[Given problem] Entries follow. Set all of them down as they stand.

[Supplied data]
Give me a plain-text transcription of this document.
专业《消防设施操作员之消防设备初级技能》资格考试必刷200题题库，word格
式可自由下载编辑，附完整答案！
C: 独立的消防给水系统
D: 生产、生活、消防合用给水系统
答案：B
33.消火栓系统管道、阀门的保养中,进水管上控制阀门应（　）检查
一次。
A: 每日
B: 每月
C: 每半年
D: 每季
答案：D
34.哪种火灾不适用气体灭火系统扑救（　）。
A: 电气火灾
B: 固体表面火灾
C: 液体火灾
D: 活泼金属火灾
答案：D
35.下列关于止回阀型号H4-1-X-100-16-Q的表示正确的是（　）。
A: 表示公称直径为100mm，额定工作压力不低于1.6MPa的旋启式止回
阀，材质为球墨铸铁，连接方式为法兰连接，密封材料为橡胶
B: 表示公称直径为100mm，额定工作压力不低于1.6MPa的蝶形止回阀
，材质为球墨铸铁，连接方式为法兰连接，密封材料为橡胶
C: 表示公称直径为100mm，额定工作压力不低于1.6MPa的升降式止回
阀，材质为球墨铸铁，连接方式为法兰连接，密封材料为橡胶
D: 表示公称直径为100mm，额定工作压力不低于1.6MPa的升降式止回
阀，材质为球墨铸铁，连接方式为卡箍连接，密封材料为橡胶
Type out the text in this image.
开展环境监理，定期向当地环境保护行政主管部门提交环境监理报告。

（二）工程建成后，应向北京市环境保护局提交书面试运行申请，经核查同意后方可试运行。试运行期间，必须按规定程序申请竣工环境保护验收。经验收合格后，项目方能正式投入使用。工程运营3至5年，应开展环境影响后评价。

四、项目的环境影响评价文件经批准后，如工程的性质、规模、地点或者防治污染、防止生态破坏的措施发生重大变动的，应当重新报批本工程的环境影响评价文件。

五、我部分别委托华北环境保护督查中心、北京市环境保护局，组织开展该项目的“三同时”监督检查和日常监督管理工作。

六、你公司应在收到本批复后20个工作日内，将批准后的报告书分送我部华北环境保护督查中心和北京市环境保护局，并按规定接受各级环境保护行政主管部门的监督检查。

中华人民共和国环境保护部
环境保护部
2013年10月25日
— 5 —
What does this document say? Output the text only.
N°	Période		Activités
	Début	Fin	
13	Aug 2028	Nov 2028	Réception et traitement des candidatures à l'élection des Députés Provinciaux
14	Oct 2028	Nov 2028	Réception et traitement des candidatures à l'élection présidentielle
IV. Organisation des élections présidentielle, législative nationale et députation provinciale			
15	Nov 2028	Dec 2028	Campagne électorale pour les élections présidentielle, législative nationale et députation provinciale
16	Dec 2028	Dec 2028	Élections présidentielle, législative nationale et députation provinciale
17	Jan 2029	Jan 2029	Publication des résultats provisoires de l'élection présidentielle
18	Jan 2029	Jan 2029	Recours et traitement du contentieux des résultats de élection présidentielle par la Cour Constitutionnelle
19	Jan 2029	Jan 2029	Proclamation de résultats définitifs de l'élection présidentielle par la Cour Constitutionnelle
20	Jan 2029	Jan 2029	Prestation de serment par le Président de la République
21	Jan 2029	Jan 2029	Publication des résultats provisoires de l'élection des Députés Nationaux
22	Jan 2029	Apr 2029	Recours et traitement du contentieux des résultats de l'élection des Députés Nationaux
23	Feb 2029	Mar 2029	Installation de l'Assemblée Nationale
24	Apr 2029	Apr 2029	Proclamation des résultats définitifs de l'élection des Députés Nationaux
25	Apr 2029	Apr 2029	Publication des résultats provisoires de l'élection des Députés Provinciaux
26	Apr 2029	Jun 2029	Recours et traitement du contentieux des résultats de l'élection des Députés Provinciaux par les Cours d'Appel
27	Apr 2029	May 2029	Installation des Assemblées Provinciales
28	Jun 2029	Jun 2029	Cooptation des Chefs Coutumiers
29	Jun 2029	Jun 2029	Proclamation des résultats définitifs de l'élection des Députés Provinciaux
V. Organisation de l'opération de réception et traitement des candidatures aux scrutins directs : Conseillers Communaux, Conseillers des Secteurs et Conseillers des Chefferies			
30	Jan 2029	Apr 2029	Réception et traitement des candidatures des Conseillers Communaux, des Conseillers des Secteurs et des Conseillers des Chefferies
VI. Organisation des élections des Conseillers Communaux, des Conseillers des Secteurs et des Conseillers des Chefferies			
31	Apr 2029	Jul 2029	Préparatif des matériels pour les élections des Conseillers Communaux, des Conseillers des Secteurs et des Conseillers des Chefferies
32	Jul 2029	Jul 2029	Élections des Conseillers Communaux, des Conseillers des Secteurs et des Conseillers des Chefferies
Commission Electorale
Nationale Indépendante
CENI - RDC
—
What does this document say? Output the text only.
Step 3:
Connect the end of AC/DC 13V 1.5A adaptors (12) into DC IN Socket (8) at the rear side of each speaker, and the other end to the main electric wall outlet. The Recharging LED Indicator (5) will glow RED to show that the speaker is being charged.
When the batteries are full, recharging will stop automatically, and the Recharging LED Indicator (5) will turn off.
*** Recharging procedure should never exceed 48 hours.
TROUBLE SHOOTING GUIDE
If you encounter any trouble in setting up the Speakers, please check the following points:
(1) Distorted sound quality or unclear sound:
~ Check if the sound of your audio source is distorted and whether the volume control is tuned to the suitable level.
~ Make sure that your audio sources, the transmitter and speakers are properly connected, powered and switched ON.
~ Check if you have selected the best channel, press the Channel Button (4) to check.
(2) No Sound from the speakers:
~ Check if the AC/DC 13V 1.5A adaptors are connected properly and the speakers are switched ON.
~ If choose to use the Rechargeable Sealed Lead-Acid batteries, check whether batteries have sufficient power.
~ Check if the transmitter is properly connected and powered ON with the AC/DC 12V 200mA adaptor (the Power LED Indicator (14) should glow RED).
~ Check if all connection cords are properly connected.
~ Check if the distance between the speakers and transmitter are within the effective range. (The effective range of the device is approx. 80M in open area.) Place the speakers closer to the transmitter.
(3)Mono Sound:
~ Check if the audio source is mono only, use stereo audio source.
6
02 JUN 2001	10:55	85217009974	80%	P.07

[Full solution]
Give me a plain-text transcription of this document.
专业《消防设施操作员之消防设备初级技能》资格考试必刷200题题库，word格
式可自由下载编辑，附完整答案！
C: 独立的消防给水系统
D: 生产、生活、消防合用给水系统
答案：B
33.消火栓系统管道、阀门的保养中,进水管上控制阀门应（　）检查
一次。
A: 每日
B: 每月
C: 每半年
D: 每季
答案：D
34.哪种火灾不适用气体灭火系统扑救（　）。
A: 电气火灾
B: 固体表面火灾
C: 液体火灾
D: 活泼金属火灾
答案：D
35.下列关于止回阀型号H4-1-X-100-16-Q的表示正确的是（　）。
A: 表示公称直径为100mm，额定工作压力不低于1.6MPa的旋启式止回
阀，材质为球墨铸铁，连接方式为法兰连接，密封材料为橡胶
B: 表示公称直径为100mm，额定工作压力不低于1.6MPa的蝶形止回阀
，材质为球墨铸铁，连接方式为法兰连接，密封材料为橡胶
C: 表示公称直径为100mm，额定工作压力不低于1.6MPa的升降式止回
阀，材质为球墨铸铁，连接方式为法兰连接，密封材料为橡胶
D: 表示公称直径为100mm，额定工作压力不低于1.6MPa的升降式止回
阀，材质为球墨铸铁，连接方式为卡箍连接，密封材料为橡胶
Type out the text in this image.
开展环境监理，定期向当地环境保护行政主管部门提交环境监理报告。

（二）工程建成后，应向北京市环境保护局提交书面试运行申请，经核查同意后方可试运行。试运行期间，必须按规定程序申请竣工环境保护验收。经验收合格后，项目方能正式投入使用。工程运营3至5年，应开展环境影响后评价。

四、项目的环境影响评价文件经批准后，如工程的性质、规模、地点或者防治污染、防止生态破坏的措施发生重大变动的，应当重新报批本工程的环境影响评价文件。

五、我部分别委托华北环境保护督查中心、北京市环境保护局，组织开展该项目的“三同时”监督检查和日常监督管理工作。

六、你公司应在收到本批复后20个工作日内，将批准后的报告书分送我部华北环境保护督查中心和北京市环境保护局，并按规定接受各级环境保护行政主管部门的监督检查。

中华人民共和国环境保护部
环境保护部
2013年10月25日
— 5 —
What does this document say? Output the text only.
N°	Période		Activités
	Début	Fin	
13	Aug 2028	Nov 2028	Réception et traitement des candidatures à l'élection des Députés Provinciaux
14	Oct 2028	Nov 2028	Réception et traitement des candidatures à l'élection présidentielle
IV. Organisation des élections présidentielle, législative nationale et députation provinciale			
15	Nov 2028	Dec 2028	Campagne électorale pour les élections présidentielle, législative nationale et députation provinciale
16	Dec 2028	Dec 2028	Élections présidentielle, législative nationale et députation provinciale
17	Jan 2029	Jan 2029	Publication des résultats provisoires de l'élection présidentielle
18	Jan 2029	Jan 2029	Recours et traitement du contentieux des résultats de élection présidentielle par la Cour Constitutionnelle
19	Jan 2029	Jan 2029	Proclamation de résultats définitifs de l'élection présidentielle par la Cour Constitutionnelle
20	Jan 2029	Jan 2029	Prestation de serment par le Président de la République
21	Jan 2029	Jan 2029	Publication des résultats provisoires de l'élection des Députés Nationaux
22	Jan 2029	Apr 2029	Recours et traitement du contentieux des résultats de l'élection des Députés Nationaux
23	Feb 2029	Mar 2029	Installation de l'Assemblée Nationale
24	Apr 2029	Apr 2029	Proclamation des résultats définitifs de l'élection des Députés Nationaux
25	Apr 2029	Apr 2029	Publication des résultats provisoires de l'élection des Députés Provinciaux
26	Apr 2029	Jun 2029	Recours et traitement du contentieux des résultats de l'élection des Députés Provinciaux par les Cours d'Appel
27	Apr 2029	May 2029	Installation des Assemblées Provinciales
28	Jun 2029	Jun 2029	Cooptation des Chefs Coutumiers
29	Jun 2029	Jun 2029	Proclamation des résultats définitifs de l'élection des Députés Provinciaux
V. Organisation de l'opération de réception et traitement des candidatures aux scrutins directs : Conseillers Communaux, Conseillers des Secteurs et Conseillers des Chefferies			
30	Jan 2029	Apr 2029	Réception et traitement des candidatures des Conseillers Communaux, des Conseillers des Secteurs et des Conseillers des Chefferies
VI. Organisation des élections des Conseillers Communaux, des Conseillers des Secteurs et des Conseillers des Chefferies			
31	Apr 2029	Jul 2029	Préparatif des matériels pour les élections des Conseillers Communaux, des Conseillers des Secteurs et des Conseillers des Chefferies
32	Jul 2029	Jul 2029	Élections des Conseillers Communaux, des Conseillers des Secteurs et des Conseillers des Chefferies
Commission Electorale
Nationale Indépendante
CENI - RDC
—
What does this document say? Output the text only.
Step 3:
Connect the end of AC/DC 13V 1.5A adaptors (12) into DC IN Socket (8) at the rear side of each speaker, and the other end to the main electric wall outlet. The Recharging LED Indicator (5) will glow RED to show that the speaker is being charged.
When the batteries are full, recharging will stop automatically, and the Recharging LED Indicator (5) will turn off.
*** Recharging procedure should never exceed 48 hours.
TROUBLE SHOOTING GUIDE
If you encounter any trouble in setting up the Speakers, please check the following points:
(1) Distorted sound quality or unclear sound:
~ Check if the sound of your audio source is distorted and whether the volume control is tuned to the suitable level.
~ Make sure that your audio sources, the transmitter and speakers are properly connected, powered and switched ON.
~ Check if you have selected the best channel, press the Channel Button (4) to check.
(2) No Sound from the speakers:
~ Check if the AC/DC 13V 1.5A adaptors are connected properly and the speakers are switched ON.
~ If choose to use the Rechargeable Sealed Lead-Acid batteries, check whether batteries have sufficient power.
~ Check if the transmitter is properly connected and powered ON with the AC/DC 12V 200mA adaptor (the Power LED Indicator (14) should glow RED).
~ Check if all connection cords are properly connected.
~ Check if the distance between the speakers and transmitter are within the effective range. (The effective range of the device is approx. 80M in open area.) Place the speakers closer to the transmitter.
(3)Mono Sound:
~ Check if the audio source is mono only, use stereo audio source.
6
02 JUN 2001	10:55	85217009974	80%	P.07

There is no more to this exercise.